> WHAT TO PRODUCE: Extract each line of the records below that contains the word "temperature".

> DATA:

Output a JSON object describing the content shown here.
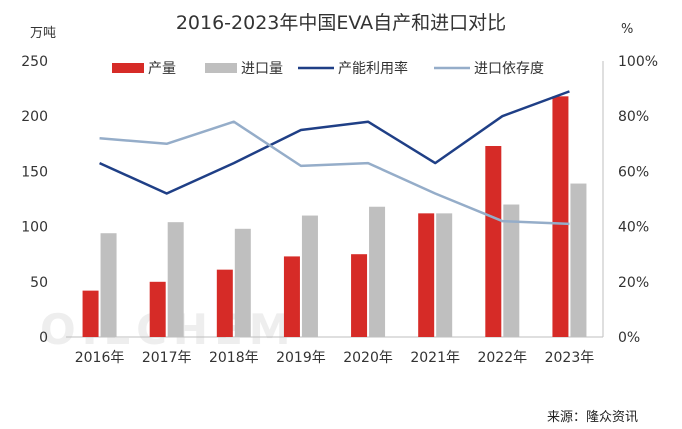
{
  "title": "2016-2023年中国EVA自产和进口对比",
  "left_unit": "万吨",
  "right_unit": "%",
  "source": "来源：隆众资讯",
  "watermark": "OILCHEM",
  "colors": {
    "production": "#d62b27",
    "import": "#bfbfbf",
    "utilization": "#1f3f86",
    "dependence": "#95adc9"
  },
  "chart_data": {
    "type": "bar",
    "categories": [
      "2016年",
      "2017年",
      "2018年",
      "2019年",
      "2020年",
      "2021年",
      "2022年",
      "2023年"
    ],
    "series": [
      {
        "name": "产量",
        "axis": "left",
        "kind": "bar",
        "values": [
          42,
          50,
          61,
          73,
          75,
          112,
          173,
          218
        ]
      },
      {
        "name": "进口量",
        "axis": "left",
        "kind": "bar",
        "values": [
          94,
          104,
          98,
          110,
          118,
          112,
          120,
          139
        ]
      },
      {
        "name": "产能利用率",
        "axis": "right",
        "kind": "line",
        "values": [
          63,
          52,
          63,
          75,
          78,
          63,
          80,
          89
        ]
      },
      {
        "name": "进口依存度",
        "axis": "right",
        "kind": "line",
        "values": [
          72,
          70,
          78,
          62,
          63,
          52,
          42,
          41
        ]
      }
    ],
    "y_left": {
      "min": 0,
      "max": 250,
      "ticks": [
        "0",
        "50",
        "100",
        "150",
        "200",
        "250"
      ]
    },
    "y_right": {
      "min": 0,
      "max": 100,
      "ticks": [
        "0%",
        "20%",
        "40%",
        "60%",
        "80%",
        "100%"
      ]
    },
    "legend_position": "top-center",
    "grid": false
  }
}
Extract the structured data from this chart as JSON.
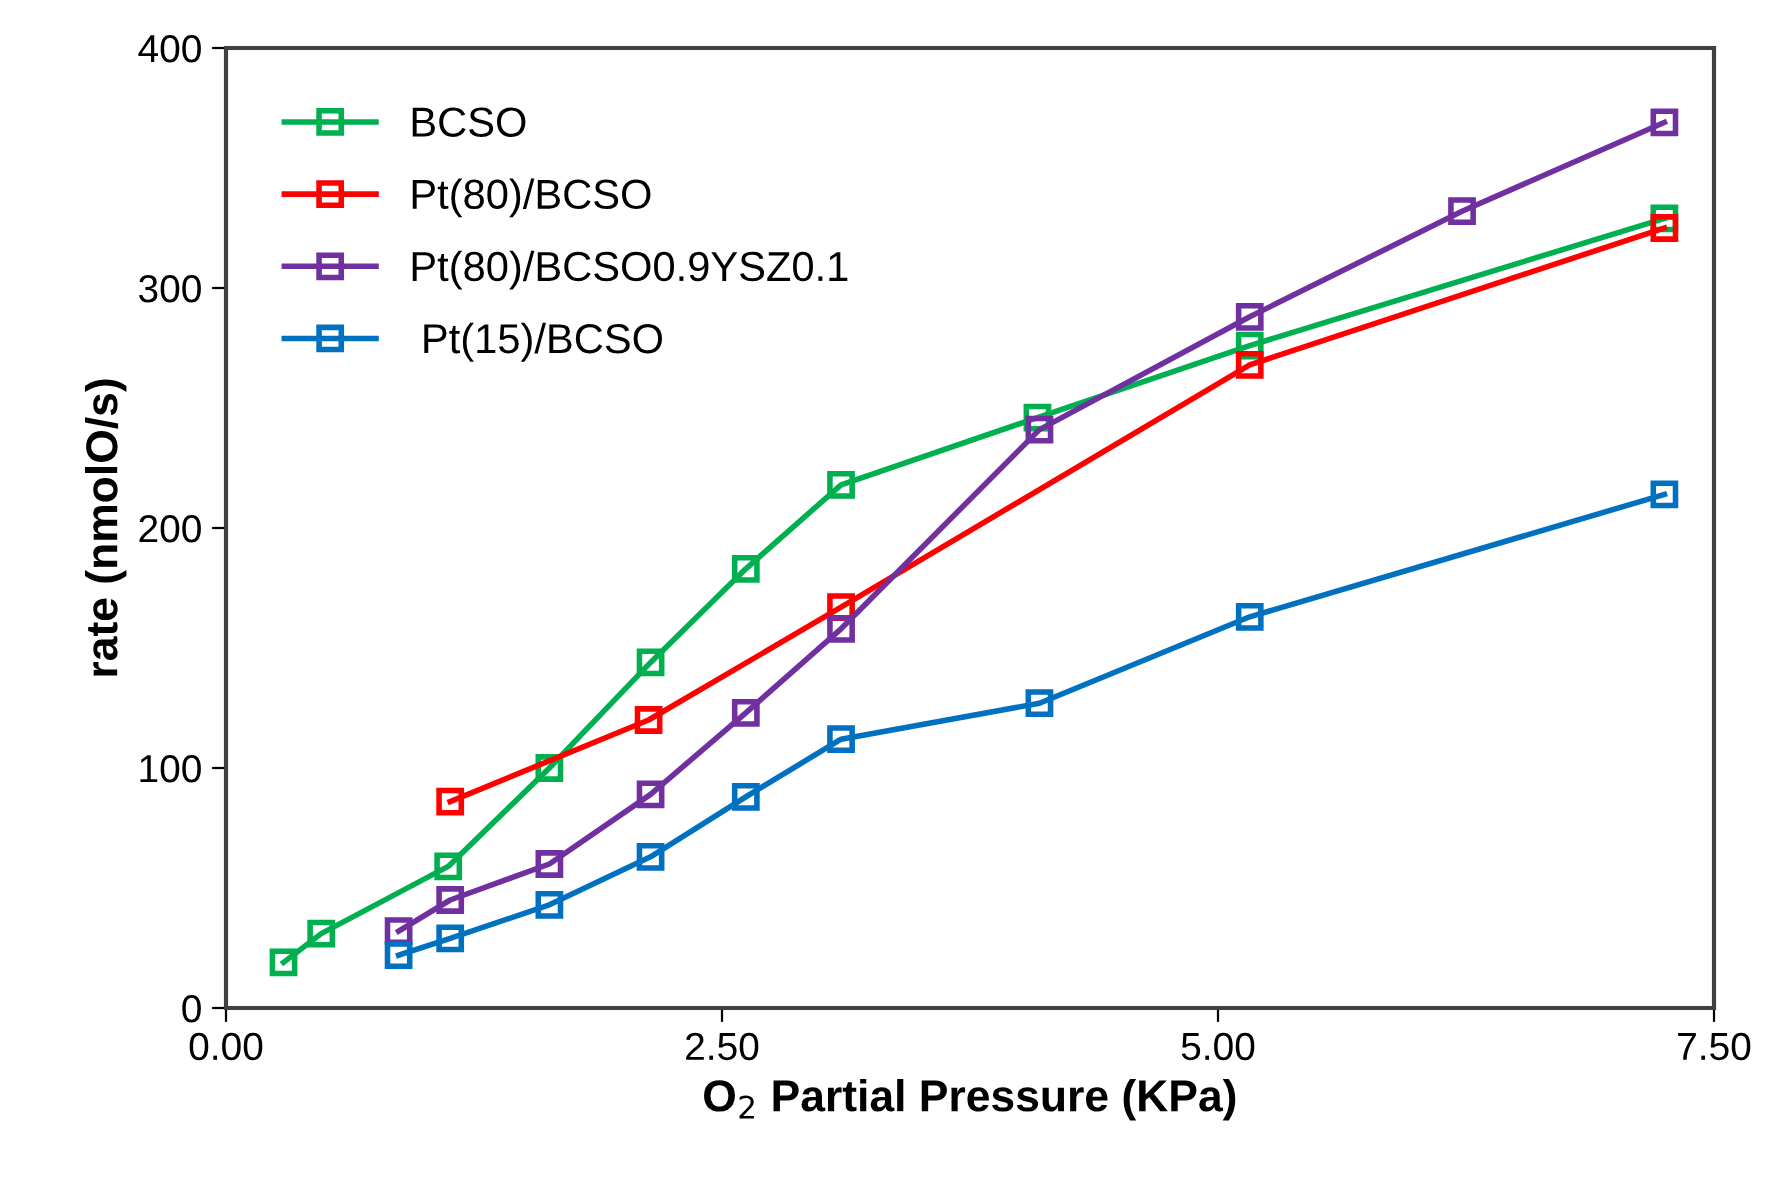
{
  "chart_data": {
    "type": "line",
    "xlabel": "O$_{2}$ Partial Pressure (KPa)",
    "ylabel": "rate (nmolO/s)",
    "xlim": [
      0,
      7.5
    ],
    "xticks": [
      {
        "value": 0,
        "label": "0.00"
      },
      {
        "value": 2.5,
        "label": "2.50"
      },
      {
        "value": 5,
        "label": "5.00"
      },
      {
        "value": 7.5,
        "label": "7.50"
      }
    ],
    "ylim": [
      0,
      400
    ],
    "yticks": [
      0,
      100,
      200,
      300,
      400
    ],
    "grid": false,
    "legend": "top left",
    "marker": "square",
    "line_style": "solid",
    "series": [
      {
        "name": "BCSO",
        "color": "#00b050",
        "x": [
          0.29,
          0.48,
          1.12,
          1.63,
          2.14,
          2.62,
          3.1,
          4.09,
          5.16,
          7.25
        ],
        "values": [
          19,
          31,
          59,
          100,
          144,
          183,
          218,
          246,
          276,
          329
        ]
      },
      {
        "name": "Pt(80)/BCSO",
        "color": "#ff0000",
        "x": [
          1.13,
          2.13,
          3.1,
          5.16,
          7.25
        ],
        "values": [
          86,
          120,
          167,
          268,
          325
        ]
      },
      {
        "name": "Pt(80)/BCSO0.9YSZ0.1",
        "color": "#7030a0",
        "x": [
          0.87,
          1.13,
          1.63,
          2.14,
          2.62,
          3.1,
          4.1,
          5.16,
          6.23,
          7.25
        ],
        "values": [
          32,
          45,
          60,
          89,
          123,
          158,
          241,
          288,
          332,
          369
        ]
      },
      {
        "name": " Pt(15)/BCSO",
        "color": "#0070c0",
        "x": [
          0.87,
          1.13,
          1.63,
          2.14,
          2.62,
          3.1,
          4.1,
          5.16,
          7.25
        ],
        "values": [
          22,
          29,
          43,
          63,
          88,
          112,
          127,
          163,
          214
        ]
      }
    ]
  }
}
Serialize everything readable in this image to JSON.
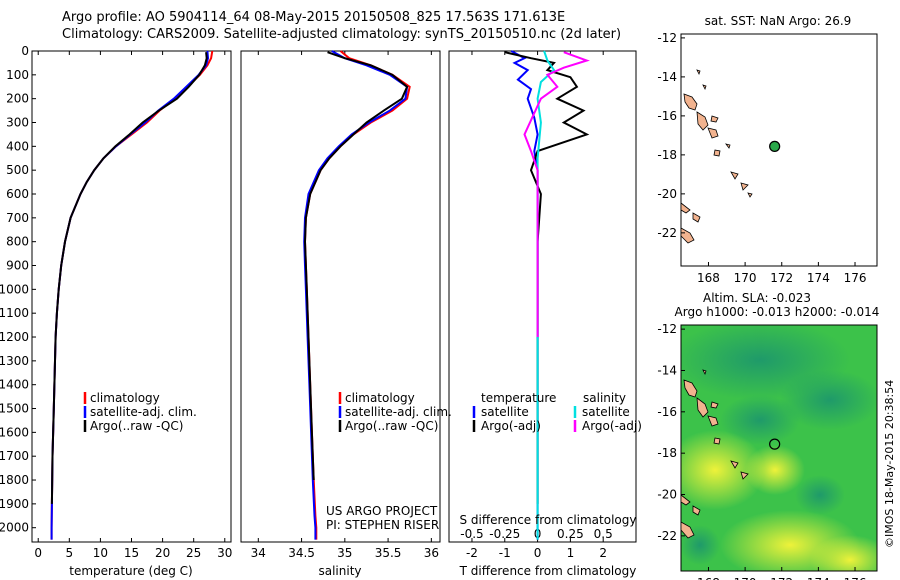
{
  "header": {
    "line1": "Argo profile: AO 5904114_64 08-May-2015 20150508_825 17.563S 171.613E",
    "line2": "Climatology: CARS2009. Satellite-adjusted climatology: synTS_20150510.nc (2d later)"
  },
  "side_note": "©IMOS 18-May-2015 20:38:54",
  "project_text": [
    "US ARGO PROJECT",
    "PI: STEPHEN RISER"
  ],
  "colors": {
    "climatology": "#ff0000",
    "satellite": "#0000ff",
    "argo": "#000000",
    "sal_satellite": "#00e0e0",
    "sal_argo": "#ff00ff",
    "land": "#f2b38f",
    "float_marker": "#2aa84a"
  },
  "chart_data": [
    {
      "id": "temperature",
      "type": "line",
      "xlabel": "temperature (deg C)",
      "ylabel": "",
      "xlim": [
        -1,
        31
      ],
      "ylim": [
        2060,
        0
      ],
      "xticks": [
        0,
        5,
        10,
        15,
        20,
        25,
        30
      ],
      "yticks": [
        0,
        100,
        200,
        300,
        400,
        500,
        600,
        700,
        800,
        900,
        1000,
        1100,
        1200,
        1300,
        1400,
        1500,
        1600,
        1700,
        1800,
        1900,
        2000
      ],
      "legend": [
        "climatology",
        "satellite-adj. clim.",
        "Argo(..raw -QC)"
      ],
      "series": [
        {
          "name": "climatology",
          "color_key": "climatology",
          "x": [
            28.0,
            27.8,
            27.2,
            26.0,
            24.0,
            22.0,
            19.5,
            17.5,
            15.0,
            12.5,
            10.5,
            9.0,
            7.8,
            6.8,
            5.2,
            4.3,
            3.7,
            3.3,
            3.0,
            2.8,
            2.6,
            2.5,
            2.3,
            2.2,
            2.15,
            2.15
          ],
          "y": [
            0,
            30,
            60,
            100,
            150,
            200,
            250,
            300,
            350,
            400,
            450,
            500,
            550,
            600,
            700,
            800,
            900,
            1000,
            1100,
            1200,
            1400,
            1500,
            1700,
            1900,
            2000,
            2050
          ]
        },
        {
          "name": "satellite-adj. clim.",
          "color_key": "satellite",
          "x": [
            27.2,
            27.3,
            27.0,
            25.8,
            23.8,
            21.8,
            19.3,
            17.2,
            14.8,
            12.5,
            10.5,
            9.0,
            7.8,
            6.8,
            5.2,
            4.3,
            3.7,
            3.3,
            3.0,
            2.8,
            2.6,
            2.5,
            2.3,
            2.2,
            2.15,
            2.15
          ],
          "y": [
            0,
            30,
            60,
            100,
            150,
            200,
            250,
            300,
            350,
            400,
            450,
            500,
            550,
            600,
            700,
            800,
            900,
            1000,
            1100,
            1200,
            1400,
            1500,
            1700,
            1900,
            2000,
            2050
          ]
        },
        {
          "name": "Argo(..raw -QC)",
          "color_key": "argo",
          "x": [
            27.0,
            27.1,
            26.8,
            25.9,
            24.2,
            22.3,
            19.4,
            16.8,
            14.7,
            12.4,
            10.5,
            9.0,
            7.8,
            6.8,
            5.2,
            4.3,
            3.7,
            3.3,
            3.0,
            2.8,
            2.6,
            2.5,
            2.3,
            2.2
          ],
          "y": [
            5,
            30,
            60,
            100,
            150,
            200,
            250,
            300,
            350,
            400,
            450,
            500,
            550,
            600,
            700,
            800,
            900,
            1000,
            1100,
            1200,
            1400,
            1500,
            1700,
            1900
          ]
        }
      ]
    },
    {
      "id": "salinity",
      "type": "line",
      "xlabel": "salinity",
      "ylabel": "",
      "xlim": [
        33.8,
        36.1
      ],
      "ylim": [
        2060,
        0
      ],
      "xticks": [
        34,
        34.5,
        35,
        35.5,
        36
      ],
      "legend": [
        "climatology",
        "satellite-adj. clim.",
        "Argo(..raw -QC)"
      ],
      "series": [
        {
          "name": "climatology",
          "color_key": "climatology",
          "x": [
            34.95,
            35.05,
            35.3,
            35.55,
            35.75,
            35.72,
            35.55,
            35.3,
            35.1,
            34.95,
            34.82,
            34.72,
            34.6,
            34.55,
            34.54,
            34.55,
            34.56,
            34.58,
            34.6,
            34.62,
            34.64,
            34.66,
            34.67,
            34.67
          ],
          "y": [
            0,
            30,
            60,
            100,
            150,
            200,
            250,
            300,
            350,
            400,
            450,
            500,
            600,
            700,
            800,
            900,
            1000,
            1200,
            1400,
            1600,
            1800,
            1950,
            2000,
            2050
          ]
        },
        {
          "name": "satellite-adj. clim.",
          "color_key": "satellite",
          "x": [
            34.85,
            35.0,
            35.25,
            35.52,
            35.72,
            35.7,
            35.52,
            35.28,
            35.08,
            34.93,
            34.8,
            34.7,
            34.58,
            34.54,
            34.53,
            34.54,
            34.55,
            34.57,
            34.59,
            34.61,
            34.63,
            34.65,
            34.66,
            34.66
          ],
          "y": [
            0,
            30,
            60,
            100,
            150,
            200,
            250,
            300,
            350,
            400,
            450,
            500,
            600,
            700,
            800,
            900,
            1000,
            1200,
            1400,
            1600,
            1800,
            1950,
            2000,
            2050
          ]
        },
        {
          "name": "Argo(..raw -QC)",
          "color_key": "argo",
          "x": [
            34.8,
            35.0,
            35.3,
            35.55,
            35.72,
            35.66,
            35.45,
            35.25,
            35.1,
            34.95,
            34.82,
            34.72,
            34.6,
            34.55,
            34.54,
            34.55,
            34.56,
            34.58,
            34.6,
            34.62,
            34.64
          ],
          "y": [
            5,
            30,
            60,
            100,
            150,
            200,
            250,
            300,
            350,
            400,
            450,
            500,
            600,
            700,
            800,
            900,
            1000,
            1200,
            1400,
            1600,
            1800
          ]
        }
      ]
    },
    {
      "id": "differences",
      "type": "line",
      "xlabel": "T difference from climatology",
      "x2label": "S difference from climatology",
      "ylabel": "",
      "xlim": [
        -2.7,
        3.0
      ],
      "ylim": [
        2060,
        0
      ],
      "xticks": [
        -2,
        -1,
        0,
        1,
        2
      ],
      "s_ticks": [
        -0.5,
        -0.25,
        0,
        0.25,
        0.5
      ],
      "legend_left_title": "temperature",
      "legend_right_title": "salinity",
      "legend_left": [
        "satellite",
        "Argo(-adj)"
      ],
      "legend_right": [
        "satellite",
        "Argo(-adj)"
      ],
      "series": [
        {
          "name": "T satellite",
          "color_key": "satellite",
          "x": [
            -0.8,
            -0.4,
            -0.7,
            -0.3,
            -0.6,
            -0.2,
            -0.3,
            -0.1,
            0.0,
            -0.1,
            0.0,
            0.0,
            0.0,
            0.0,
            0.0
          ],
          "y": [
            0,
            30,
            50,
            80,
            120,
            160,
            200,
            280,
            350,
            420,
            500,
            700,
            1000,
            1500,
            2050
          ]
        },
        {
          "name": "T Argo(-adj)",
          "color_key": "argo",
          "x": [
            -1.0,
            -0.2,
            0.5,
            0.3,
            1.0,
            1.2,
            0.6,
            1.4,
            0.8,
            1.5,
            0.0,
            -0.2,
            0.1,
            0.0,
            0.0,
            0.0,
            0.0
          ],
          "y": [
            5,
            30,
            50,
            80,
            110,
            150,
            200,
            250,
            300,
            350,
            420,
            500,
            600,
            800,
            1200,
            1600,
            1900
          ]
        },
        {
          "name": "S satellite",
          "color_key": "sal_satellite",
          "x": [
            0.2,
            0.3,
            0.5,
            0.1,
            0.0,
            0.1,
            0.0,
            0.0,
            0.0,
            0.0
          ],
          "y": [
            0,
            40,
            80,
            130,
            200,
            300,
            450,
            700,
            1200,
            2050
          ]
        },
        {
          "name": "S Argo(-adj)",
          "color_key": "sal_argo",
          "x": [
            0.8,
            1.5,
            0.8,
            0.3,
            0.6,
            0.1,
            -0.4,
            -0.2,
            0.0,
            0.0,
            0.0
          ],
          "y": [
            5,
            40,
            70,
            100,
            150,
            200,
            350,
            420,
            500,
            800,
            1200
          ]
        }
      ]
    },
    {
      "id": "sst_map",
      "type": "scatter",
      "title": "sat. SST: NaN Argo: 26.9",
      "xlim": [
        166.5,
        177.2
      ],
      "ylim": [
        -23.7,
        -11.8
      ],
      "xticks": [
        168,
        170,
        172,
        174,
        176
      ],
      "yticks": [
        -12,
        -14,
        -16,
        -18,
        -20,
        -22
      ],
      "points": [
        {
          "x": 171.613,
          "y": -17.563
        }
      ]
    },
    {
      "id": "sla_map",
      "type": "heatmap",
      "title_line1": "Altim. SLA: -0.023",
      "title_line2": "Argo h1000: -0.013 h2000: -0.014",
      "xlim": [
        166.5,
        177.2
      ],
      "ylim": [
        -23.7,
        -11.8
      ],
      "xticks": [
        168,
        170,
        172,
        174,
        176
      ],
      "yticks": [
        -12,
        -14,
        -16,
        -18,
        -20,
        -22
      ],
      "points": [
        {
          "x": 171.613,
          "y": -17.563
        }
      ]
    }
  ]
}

> WORKED SOLUTION:
      "id": "temperature",
      "xlabel": "temperature (deg C)",
      "legend_left_title": "temperature",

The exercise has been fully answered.